-- TASK REQUIREMENTS --
Print out every line, exactly as written.

-- Records --
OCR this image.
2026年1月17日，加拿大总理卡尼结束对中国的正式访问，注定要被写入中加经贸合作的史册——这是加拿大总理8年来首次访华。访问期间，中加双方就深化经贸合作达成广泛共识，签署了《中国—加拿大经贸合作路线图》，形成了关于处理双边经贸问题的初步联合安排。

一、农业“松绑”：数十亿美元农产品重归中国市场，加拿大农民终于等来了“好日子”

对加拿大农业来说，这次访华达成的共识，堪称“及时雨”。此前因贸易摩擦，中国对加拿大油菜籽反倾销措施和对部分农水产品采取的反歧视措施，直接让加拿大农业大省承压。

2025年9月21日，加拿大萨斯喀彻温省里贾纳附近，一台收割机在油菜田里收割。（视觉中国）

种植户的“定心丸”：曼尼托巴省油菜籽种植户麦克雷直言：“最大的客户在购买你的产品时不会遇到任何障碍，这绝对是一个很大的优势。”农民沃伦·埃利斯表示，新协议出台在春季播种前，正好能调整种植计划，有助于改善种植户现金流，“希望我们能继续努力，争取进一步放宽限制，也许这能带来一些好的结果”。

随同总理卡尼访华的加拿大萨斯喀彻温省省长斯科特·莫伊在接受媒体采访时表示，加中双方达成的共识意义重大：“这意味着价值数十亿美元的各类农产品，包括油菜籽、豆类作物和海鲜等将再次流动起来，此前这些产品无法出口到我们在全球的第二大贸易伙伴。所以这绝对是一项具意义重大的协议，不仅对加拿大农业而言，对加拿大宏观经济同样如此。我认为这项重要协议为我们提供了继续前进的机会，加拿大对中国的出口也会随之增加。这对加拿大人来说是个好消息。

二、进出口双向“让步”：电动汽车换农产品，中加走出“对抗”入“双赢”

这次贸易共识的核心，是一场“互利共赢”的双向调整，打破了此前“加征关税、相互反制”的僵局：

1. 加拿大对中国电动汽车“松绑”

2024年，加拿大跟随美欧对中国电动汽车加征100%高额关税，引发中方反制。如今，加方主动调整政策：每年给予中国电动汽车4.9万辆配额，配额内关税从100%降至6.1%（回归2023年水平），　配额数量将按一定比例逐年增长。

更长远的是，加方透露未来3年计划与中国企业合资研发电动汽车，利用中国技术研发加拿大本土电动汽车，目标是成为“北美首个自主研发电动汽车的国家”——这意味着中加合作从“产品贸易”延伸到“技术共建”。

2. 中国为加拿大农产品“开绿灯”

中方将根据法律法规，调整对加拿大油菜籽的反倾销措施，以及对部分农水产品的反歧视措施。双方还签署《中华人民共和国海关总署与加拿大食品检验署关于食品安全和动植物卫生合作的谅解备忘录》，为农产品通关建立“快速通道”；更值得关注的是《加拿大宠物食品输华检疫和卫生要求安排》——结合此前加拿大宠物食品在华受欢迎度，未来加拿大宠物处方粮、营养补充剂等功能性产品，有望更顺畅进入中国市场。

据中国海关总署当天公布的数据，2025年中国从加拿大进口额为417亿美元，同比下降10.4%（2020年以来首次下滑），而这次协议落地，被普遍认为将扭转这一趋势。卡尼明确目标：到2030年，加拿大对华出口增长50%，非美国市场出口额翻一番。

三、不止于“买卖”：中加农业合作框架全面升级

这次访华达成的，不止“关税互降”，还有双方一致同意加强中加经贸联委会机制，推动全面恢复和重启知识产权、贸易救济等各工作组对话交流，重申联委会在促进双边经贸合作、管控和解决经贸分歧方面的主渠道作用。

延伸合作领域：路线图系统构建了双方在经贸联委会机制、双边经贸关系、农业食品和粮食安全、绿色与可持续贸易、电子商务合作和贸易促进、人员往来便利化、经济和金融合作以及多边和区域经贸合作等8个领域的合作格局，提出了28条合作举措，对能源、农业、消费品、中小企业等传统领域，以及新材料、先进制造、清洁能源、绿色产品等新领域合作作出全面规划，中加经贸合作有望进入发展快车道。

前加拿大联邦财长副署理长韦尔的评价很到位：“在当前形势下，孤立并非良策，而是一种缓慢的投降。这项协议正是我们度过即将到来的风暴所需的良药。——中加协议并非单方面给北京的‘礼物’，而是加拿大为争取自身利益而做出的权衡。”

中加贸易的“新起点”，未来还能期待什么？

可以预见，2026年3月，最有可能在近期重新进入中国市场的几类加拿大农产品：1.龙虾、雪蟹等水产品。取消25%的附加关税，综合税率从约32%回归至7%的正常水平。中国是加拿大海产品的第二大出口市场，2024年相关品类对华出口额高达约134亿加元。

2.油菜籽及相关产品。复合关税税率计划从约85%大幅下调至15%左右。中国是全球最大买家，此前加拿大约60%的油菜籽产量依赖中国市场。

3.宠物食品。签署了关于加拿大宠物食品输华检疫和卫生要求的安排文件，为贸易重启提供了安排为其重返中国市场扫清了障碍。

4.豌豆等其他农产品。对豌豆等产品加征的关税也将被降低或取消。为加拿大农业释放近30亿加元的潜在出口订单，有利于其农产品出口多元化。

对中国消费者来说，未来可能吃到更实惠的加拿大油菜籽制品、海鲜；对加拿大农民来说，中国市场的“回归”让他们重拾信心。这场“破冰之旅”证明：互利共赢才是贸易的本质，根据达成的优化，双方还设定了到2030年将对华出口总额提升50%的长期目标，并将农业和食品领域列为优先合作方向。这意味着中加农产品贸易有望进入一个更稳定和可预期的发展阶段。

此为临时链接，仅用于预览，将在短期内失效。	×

-- RESPONSE BELOW --
OCR this image.
2026年1月17日，加拿大总理卡尼结束对中国的正式访问，注定要被写入中加经贸合作的史册——这是加拿大总理8年来首次访华。访问期间，中加双方就深化经贸合作达成广泛共识，签署了《中国—加拿大经贸合作路线图》，形成了关于处理双边经贸问题的初步联合安排。

一、农业“松绑”：数十亿美元农产品重归中国市场，加拿大农民终于等来了“好日子”

对加拿大农业来说，这次访华达成的共识，堪称“及时雨”。此前因贸易摩擦，中国对加拿大油菜籽反倾销措施和对部分农水产品采取的反歧视措施，直接让加拿大农业大省承压。

2025年9月21日，加拿大萨斯喀彻温省里贾纳附近，一台收割机在油菜田里收割。（视觉中国）

种植户的“定心丸”：曼尼托巴省油菜籽种植户麦克雷直言：“最大的客户在购买你的产品时不会遇到任何障碍，这绝对是一个很大的优势。”农民沃伦·埃利斯表示，新协议出台在春季播种前，正好能调整种植计划，有助于改善种植户现金流，“希望我们能继续努力，争取进一步放宽限制，也许这能带来一些好的结果”。

随同总理卡尼访华的加拿大萨斯喀彻温省省长斯科特·莫伊在接受媒体采访时表示，加中双方达成的共识意义重大：“这意味着价值数十亿美元的各类农产品，包括油菜籽、豆类作物和海鲜等将再次流动起来，此前这些产品无法出口到我们在全球的第二大贸易伙伴。所以这绝对是一项具意义重大的协议，不仅对加拿大农业而言，对加拿大宏观经济同样如此。我认为这项重要协议为我们提供了继续前进的机会，加拿大对中国的出口也会随之增加。这对加拿大人来说是个好消息。

二、进出口双向“让步”：电动汽车换农产品，中加走出“对抗”入“双赢”

这次贸易共识的核心，是一场“互利共赢”的双向调整，打破了此前“加征关税、相互反制”的僵局：

1. 加拿大对中国电动汽车“松绑”

2024年，加拿大跟随美欧对中国电动汽车加征100%高额关税，引发中方反制。如今，加方主动调整政策：每年给予中国电动汽车4.9万辆配额，配额内关税从100%降至6.1%（回归2023年水平），　配额数量将按一定比例逐年增长。

更长远的是，加方透露未来3年计划与中国企业合资研发电动汽车，利用中国技术研发加拿大本土电动汽车，目标是成为“北美首个自主研发电动汽车的国家”——这意味着中加合作从“产品贸易”延伸到“技术共建”。

2. 中国为加拿大农产品“开绿灯”

中方将根据法律法规，调整对加拿大油菜籽的反倾销措施，以及对部分农水产品的反歧视措施。双方还签署《中华人民共和国海关总署与加拿大食品检验署关于食品安全和动植物卫生合作的谅解备忘录》，为农产品通关建立“快速通道”；更值得关注的是《加拿大宠物食品输华检疫和卫生要求安排》——结合此前加拿大宠物食品在华受欢迎度，未来加拿大宠物处方粮、营养补充剂等功能性产品，有望更顺畅进入中国市场。

据中国海关总署当天公布的数据，2025年中国从加拿大进口额为417亿美元，同比下降10.4%（2020年以来首次下滑），而这次协议落地，被普遍认为将扭转这一趋势。卡尼明确目标：到2030年，加拿大对华出口增长50%，非美国市场出口额翻一番。

三、不止于“买卖”：中加农业合作框架全面升级

这次访华达成的，不止“关税互降”，还有双方一致同意加强中加经贸联委会机制，推动全面恢复和重启知识产权、贸易救济等各工作组对话交流，重申联委会在促进双边经贸合作、管控和解决经贸分歧方面的主渠道作用。

延伸合作领域：路线图系统构建了双方在经贸联委会机制、双边经贸关系、农业食品和粮食安全、绿色与可持续贸易、电子商务合作和贸易促进、人员往来便利化、经济和金融合作以及多边和区域经贸合作等8个领域的合作格局，提出了28条合作举措，对能源、农业、消费品、中小企业等传统领域，以及新材料、先进制造、清洁能源、绿色产品等新领域合作作出全面规划，中加经贸合作有望进入发展快车道。

前加拿大联邦财长副署理长韦尔的评价很到位：“在当前形势下，孤立并非良策，而是一种缓慢的投降。这项协议正是我们度过即将到来的风暴所需的良药。——中加协议并非单方面给北京的‘礼物’，而是加拿大为争取自身利益而做出的权衡。”

中加贸易的“新起点”，未来还能期待什么？

可以预见，2026年3月，最有可能在近期重新进入中国市场的几类加拿大农产品：1.龙虾、雪蟹等水产品。取消25%的附加关税，综合税率从约32%回归至7%的正常水平。中国是加拿大海产品的第二大出口市场，2024年相关品类对华出口额高达约134亿加元。

2.油菜籽及相关产品。复合关税税率计划从约85%大幅下调至15%左右。中国是全球最大买家，此前加拿大约60%的油菜籽产量依赖中国市场。

3.宠物食品。签署了关于加拿大宠物食品输华检疫和卫生要求的安排文件，为贸易重启提供了安排为其重返中国市场扫清了障碍。

4.豌豆等其他农产品。对豌豆等产品加征的关税也将被降低或取消。为加拿大农业释放近30亿加元的潜在出口订单，有利于其农产品出口多元化。

对中国消费者来说，未来可能吃到更实惠的加拿大油菜籽制品、海鲜；对加拿大农民来说，中国市场的“回归”让他们重拾信心。这场“破冰之旅”证明：互利共赢才是贸易的本质，根据达成的优化，双方还设定了到2030年将对华出口总额提升50%的长期目标，并将农业和食品领域列为优先合作方向。这意味着中加农产品贸易有望进入一个更稳定和可预期的发展阶段。

此为临时链接，仅用于预览，将在短期内失效。	×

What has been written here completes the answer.